- **The problem**
Show only lines that include "chain".

- **Input material**
++++

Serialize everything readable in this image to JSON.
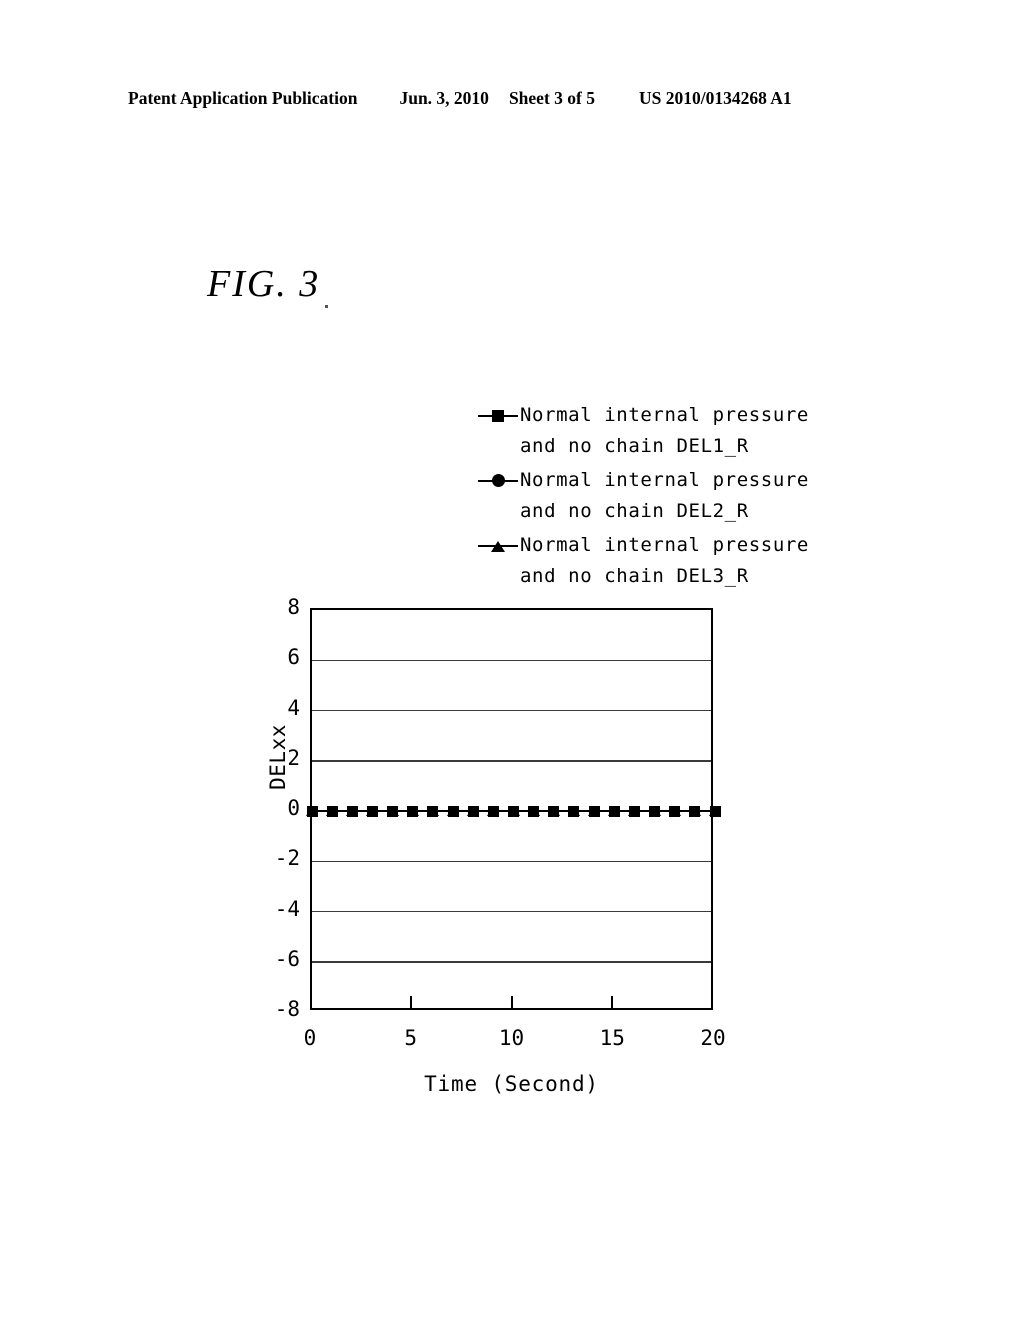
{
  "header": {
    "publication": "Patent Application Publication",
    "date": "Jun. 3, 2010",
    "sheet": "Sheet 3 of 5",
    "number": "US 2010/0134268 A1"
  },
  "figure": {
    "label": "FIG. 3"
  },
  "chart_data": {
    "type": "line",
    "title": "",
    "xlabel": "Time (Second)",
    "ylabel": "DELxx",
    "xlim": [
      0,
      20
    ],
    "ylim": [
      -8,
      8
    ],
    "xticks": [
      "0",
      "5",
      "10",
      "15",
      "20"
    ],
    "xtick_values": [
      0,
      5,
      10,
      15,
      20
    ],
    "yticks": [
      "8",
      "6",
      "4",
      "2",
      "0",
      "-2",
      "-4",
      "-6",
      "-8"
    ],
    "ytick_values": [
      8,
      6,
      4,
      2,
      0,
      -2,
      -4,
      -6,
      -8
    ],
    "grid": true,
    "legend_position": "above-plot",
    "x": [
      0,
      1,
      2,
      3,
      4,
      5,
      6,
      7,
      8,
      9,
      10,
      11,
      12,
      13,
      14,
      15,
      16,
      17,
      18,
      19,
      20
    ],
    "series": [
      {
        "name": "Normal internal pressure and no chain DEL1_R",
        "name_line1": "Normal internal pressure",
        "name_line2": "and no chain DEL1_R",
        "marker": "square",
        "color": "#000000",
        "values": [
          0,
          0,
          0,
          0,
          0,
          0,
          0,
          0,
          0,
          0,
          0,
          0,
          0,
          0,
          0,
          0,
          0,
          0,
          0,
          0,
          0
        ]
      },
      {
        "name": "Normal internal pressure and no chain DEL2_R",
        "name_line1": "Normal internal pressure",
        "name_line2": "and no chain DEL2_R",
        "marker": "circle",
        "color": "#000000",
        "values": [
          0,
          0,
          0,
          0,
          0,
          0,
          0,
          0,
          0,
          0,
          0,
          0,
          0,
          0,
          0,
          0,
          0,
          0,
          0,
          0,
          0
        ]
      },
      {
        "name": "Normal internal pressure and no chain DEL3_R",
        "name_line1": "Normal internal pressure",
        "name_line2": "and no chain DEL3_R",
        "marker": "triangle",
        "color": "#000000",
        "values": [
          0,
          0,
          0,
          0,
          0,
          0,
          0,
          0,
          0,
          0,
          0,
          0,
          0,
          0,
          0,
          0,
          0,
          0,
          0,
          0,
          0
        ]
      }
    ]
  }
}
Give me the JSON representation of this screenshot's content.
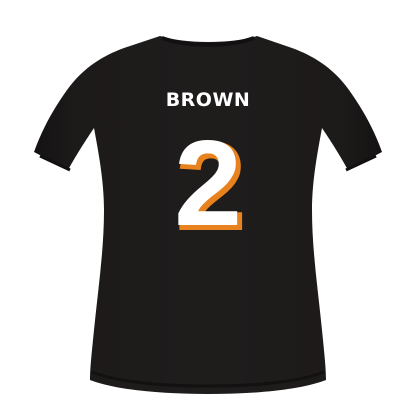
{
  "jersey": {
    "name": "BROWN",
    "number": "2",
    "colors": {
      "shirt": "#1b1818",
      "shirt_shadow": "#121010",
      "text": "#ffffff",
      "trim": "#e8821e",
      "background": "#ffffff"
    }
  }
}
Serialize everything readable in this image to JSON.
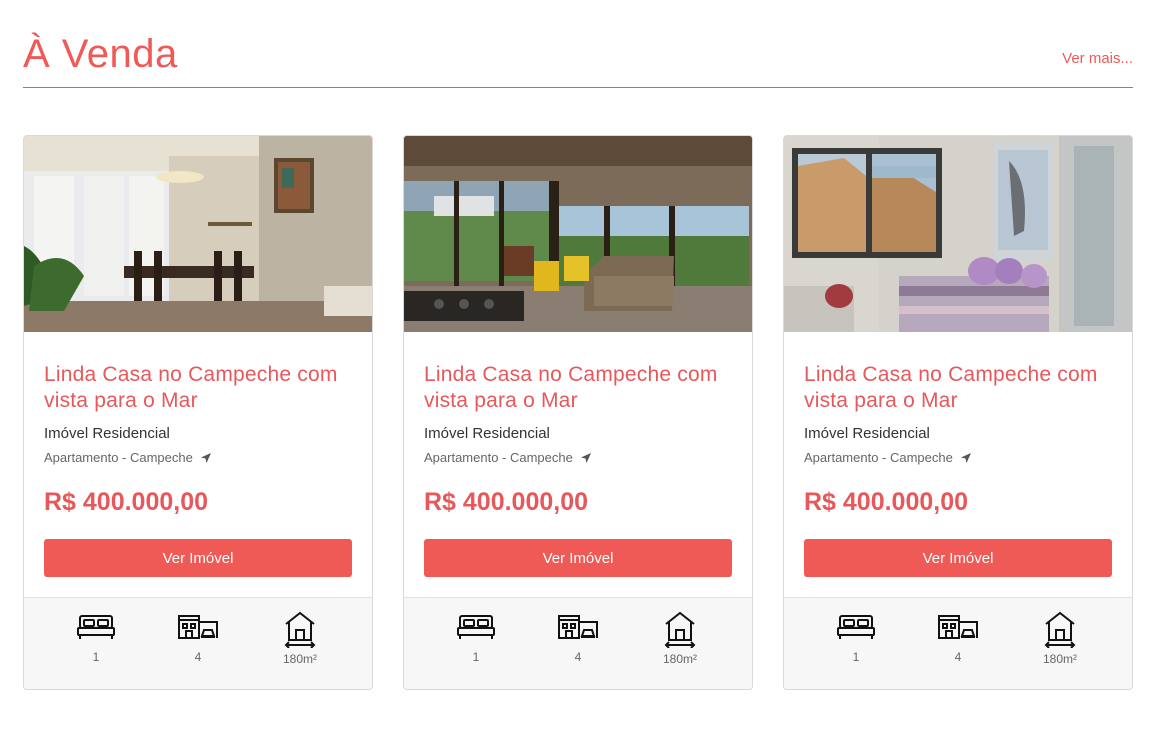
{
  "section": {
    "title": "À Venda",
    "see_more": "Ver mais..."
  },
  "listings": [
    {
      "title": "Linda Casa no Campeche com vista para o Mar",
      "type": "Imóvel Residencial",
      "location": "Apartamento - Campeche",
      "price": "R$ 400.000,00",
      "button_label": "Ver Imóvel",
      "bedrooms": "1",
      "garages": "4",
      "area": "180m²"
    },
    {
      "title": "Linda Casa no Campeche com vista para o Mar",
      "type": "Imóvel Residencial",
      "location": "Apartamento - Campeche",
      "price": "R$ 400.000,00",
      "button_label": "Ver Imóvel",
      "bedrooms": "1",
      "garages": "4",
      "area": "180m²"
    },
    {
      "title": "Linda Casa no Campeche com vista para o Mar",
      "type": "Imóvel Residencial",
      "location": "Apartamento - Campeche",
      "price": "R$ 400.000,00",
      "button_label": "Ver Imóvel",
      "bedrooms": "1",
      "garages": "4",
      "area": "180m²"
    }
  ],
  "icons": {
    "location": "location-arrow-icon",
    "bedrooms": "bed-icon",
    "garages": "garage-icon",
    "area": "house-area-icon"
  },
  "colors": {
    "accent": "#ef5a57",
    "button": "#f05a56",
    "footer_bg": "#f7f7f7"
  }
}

++++

- **Task result**
        "name": "Normal internal pressure and no chain DEL1_R",
        "name_line2": "and no chain DEL1_R",
        "name": "Normal internal pressure and no chain DEL2_R",
        "name_line2": "and no chain DEL2_R",
        "name": "Normal internal pressure and no chain DEL3_R",
        "name_line2": "and no chain DEL3_R",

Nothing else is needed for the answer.